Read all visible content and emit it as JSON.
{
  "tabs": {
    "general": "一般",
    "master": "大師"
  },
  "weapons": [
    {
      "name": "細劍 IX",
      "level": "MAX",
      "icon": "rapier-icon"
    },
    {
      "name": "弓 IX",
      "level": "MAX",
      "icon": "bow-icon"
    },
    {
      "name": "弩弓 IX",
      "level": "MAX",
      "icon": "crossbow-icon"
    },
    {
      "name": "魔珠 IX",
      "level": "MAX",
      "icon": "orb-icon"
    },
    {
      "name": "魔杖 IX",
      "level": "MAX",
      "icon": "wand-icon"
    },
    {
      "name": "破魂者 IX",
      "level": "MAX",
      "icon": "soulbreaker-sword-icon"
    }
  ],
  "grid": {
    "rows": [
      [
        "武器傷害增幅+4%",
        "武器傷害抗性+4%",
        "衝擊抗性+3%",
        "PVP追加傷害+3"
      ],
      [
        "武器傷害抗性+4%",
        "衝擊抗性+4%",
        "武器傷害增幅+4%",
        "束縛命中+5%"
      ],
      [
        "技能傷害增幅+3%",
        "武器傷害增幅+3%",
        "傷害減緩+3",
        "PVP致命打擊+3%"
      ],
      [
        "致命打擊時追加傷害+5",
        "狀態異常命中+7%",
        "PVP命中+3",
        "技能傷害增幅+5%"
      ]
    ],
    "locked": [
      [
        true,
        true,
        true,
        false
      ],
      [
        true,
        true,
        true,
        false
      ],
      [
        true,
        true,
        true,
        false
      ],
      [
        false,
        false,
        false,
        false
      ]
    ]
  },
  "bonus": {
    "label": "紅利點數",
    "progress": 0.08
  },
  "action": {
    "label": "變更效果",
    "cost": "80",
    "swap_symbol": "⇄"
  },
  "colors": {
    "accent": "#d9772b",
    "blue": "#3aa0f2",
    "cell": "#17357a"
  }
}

-----

(Set problem): Quote the listing in full, please, keeping every line exact.

(Result of this task):
Read all visible content and emit it as JSON.
{
  "tabs": {
    "general": "一般",
    "master": "大師"
  },
  "weapons": [
    {
      "name": "細劍 IX",
      "level": "MAX",
      "icon": "rapier-icon"
    },
    {
      "name": "弓 IX",
      "level": "MAX",
      "icon": "bow-icon"
    },
    {
      "name": "弩弓 IX",
      "level": "MAX",
      "icon": "crossbow-icon"
    },
    {
      "name": "魔珠 IX",
      "level": "MAX",
      "icon": "orb-icon"
    },
    {
      "name": "魔杖 IX",
      "level": "MAX",
      "icon": "wand-icon"
    },
    {
      "name": "破魂者 IX",
      "level": "MAX",
      "icon": "soulbreaker-sword-icon"
    }
  ],
  "grid": {
    "rows": [
      [
        "武器傷害增幅+4%",
        "武器傷害抗性+4%",
        "衝擊抗性+3%",
        "PVP追加傷害+3"
      ],
      [
        "武器傷害抗性+4%",
        "衝擊抗性+4%",
        "武器傷害增幅+4%",
        "束縛命中+5%"
      ],
      [
        "技能傷害增幅+3%",
        "武器傷害增幅+3%",
        "傷害減緩+3",
        "PVP致命打擊+3%"
      ],
      [
        "致命打擊時追加傷害+5",
        "狀態異常命中+7%",
        "PVP命中+3",
        "技能傷害增幅+5%"
      ]
    ],
    "locked": [
      [
        true,
        true,
        true,
        false
      ],
      [
        true,
        true,
        true,
        false
      ],
      [
        true,
        true,
        true,
        false
      ],
      [
        false,
        false,
        false,
        false
      ]
    ]
  },
  "bonus": {
    "label": "紅利點數",
    "progress": 0.08
  },
  "action": {
    "label": "變更效果",
    "cost": "80",
    "swap_symbol": "⇄"
  },
  "colors": {
    "accent": "#d9772b",
    "blue": "#3aa0f2",
    "cell": "#17357a"
  }
}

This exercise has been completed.